YOUR INSTRUCTIONS
Without including any pictures, copy each entry below exactly.

─── RECORDS FOR THE EXERCISE

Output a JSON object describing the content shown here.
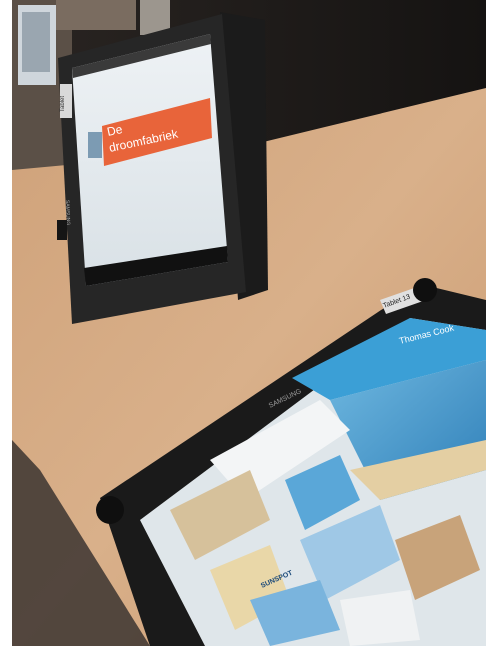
{
  "photo": {
    "upper_tablet": {
      "brand": "SAMSUNG",
      "case_tag": "Tablet",
      "slide_title_line1": "De",
      "slide_title_line2": "droomfabriek"
    },
    "lower_tablet": {
      "brand": "SAMSUNG",
      "case_tag": "Tablet 13",
      "site_name": "Thomas Cook",
      "brochure_name": "SUNSPOT"
    }
  },
  "colors": {
    "table": "#d8ae86",
    "wall": "#1f1c1a",
    "slide_banner": "#e8643a",
    "site_header": "#3b9fd6"
  }
}
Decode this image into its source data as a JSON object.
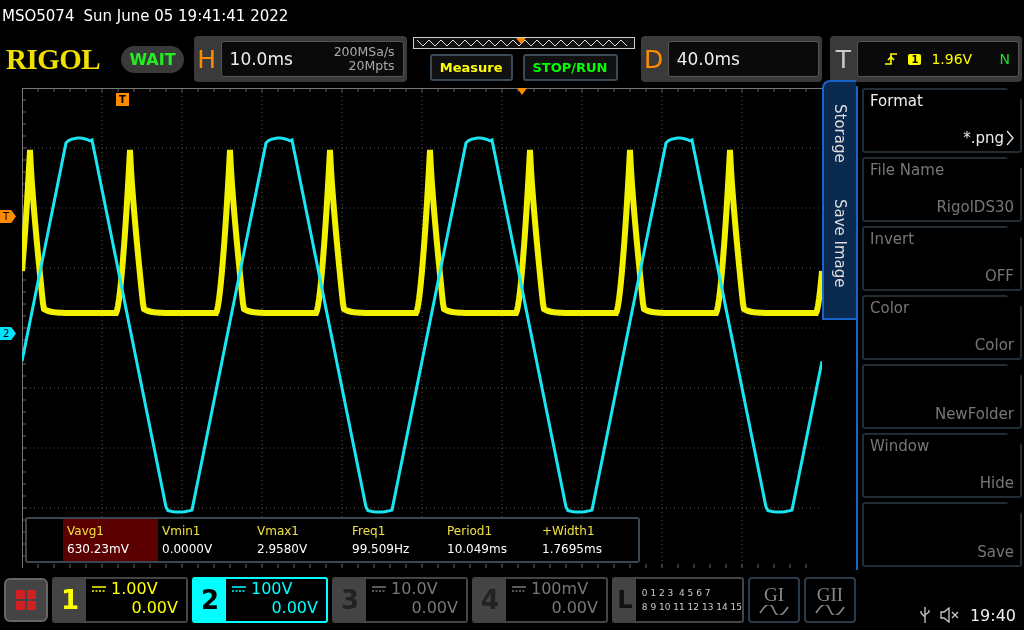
{
  "status_line": {
    "model": "MSO5074",
    "datetime": "Sun June 05 19:41:41 2022"
  },
  "toolbar": {
    "logo": "RIGOL",
    "run_state": "WAIT",
    "horizontal": {
      "label": "H",
      "timebase": "10.0ms",
      "sample_rate": "200MSa/s",
      "memory_depth": "20Mpts"
    },
    "buttons": [
      {
        "label": "Measure",
        "color": "#ffff00"
      },
      {
        "label": "STOP/RUN",
        "color": "#00ff00"
      }
    ],
    "delay": {
      "label": "D",
      "value": "40.0ms"
    },
    "trigger": {
      "label": "T",
      "source": "1",
      "level": "1.96V",
      "coupling": "N"
    }
  },
  "screen": {
    "trigger_position_marker": "T",
    "level_markers": [
      {
        "label": "T",
        "color": "#ff8c00"
      },
      {
        "label": "2",
        "color": "#00e5ff"
      }
    ]
  },
  "measurements": [
    {
      "name": "Vavg1",
      "value": "630.23mV",
      "selected": true
    },
    {
      "name": "Vmin1",
      "value": "0.0000V",
      "selected": false
    },
    {
      "name": "Vmax1",
      "value": "2.9580V",
      "selected": false
    },
    {
      "name": "Freq1",
      "value": "99.509Hz",
      "selected": false
    },
    {
      "name": "Period1",
      "value": "10.049ms",
      "selected": false
    },
    {
      "name": "+Width1",
      "value": "1.7695ms",
      "selected": false
    }
  ],
  "side_menu": {
    "tabs": [
      {
        "label": "Storage"
      },
      {
        "label": "Save Image"
      }
    ],
    "items": [
      {
        "label": "Format",
        "value": "*.png",
        "disabled": false,
        "submenu": true
      },
      {
        "label": "File Name",
        "value": "RigolDS30",
        "disabled": true,
        "submenu": false
      },
      {
        "label": "Invert",
        "value": "OFF",
        "disabled": true,
        "submenu": false
      },
      {
        "label": "Color",
        "value": "Color",
        "disabled": true,
        "submenu": false
      },
      {
        "value": "NewFolder",
        "disabled": true,
        "submenu": false
      },
      {
        "label": "Window",
        "value": "Hide",
        "disabled": true,
        "submenu": false
      },
      {
        "value": "Save",
        "disabled": true,
        "submenu": false
      }
    ]
  },
  "channels": [
    {
      "number": "1",
      "scale": "1.00V",
      "offset": "0.00V",
      "color": "#ffff00",
      "on": true,
      "selected": false
    },
    {
      "number": "2",
      "scale": "100V",
      "offset": "0.00V",
      "color": "#00ffff",
      "on": true,
      "selected": true
    },
    {
      "number": "3",
      "scale": "10.0V",
      "offset": "0.00V",
      "on": false,
      "selected": false
    },
    {
      "number": "4",
      "scale": "100mV",
      "offset": "0.00V",
      "on": false,
      "selected": false
    }
  ],
  "logic": {
    "label": "L",
    "rows": [
      "0 1 2 3  4 5 6 7",
      "8 9 10 11 12 13 14 15"
    ]
  },
  "generators": [
    {
      "label": "GI"
    },
    {
      "label": "GII"
    }
  ],
  "status_bar": {
    "time": "19:40"
  }
}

──────

SOLUTION TO THIS PROBLEM
Output a JSON object describing the content shown here.
{
  "photo": {
    "upper_tablet": {
      "brand": "SAMSUNG",
      "case_tag": "Tablet",
      "slide_title_line1": "De",
      "slide_title_line2": "droomfabriek"
    },
    "lower_tablet": {
      "brand": "SAMSUNG",
      "case_tag": "Tablet 13",
      "site_name": "Thomas Cook",
      "brochure_name": "SUNSPOT"
    }
  },
  "colors": {
    "table": "#d8ae86",
    "wall": "#1f1c1a",
    "slide_banner": "#e8643a",
    "site_header": "#3b9fd6"
  }
}
Decode this image into its source data as a JSON object.
{
  "status_line": {
    "model": "MSO5074",
    "datetime": "Sun June 05 19:41:41 2022"
  },
  "toolbar": {
    "logo": "RIGOL",
    "run_state": "WAIT",
    "horizontal": {
      "label": "H",
      "timebase": "10.0ms",
      "sample_rate": "200MSa/s",
      "memory_depth": "20Mpts"
    },
    "buttons": [
      {
        "label": "Measure",
        "color": "#ffff00"
      },
      {
        "label": "STOP/RUN",
        "color": "#00ff00"
      }
    ],
    "delay": {
      "label": "D",
      "value": "40.0ms"
    },
    "trigger": {
      "label": "T",
      "source": "1",
      "level": "1.96V",
      "coupling": "N"
    }
  },
  "screen": {
    "trigger_position_marker": "T",
    "level_markers": [
      {
        "label": "T",
        "color": "#ff8c00"
      },
      {
        "label": "2",
        "color": "#00e5ff"
      }
    ]
  },
  "measurements": [
    {
      "name": "Vavg1",
      "value": "630.23mV",
      "selected": true
    },
    {
      "name": "Vmin1",
      "value": "0.0000V",
      "selected": false
    },
    {
      "name": "Vmax1",
      "value": "2.9580V",
      "selected": false
    },
    {
      "name": "Freq1",
      "value": "99.509Hz",
      "selected": false
    },
    {
      "name": "Period1",
      "value": "10.049ms",
      "selected": false
    },
    {
      "name": "+Width1",
      "value": "1.7695ms",
      "selected": false
    }
  ],
  "side_menu": {
    "tabs": [
      {
        "label": "Storage"
      },
      {
        "label": "Save Image"
      }
    ],
    "items": [
      {
        "label": "Format",
        "value": "*.png",
        "disabled": false,
        "submenu": true
      },
      {
        "label": "File Name",
        "value": "RigolDS30",
        "disabled": true,
        "submenu": false
      },
      {
        "label": "Invert",
        "value": "OFF",
        "disabled": true,
        "submenu": false
      },
      {
        "label": "Color",
        "value": "Color",
        "disabled": true,
        "submenu": false
      },
      {
        "value": "NewFolder",
        "disabled": true,
        "submenu": false
      },
      {
        "label": "Window",
        "value": "Hide",
        "disabled": true,
        "submenu": false
      },
      {
        "value": "Save",
        "disabled": true,
        "submenu": false
      }
    ]
  },
  "channels": [
    {
      "number": "1",
      "scale": "1.00V",
      "offset": "0.00V",
      "color": "#ffff00",
      "on": true,
      "selected": false
    },
    {
      "number": "2",
      "scale": "100V",
      "offset": "0.00V",
      "color": "#00ffff",
      "on": true,
      "selected": true
    },
    {
      "number": "3",
      "scale": "10.0V",
      "offset": "0.00V",
      "on": false,
      "selected": false
    },
    {
      "number": "4",
      "scale": "100mV",
      "offset": "0.00V",
      "on": false,
      "selected": false
    }
  ],
  "logic": {
    "label": "L",
    "rows": [
      "0 1 2 3  4 5 6 7",
      "8 9 10 11 12 13 14 15"
    ]
  },
  "generators": [
    {
      "label": "GI"
    },
    {
      "label": "GII"
    }
  ],
  "status_bar": {
    "time": "19:40"
  }
}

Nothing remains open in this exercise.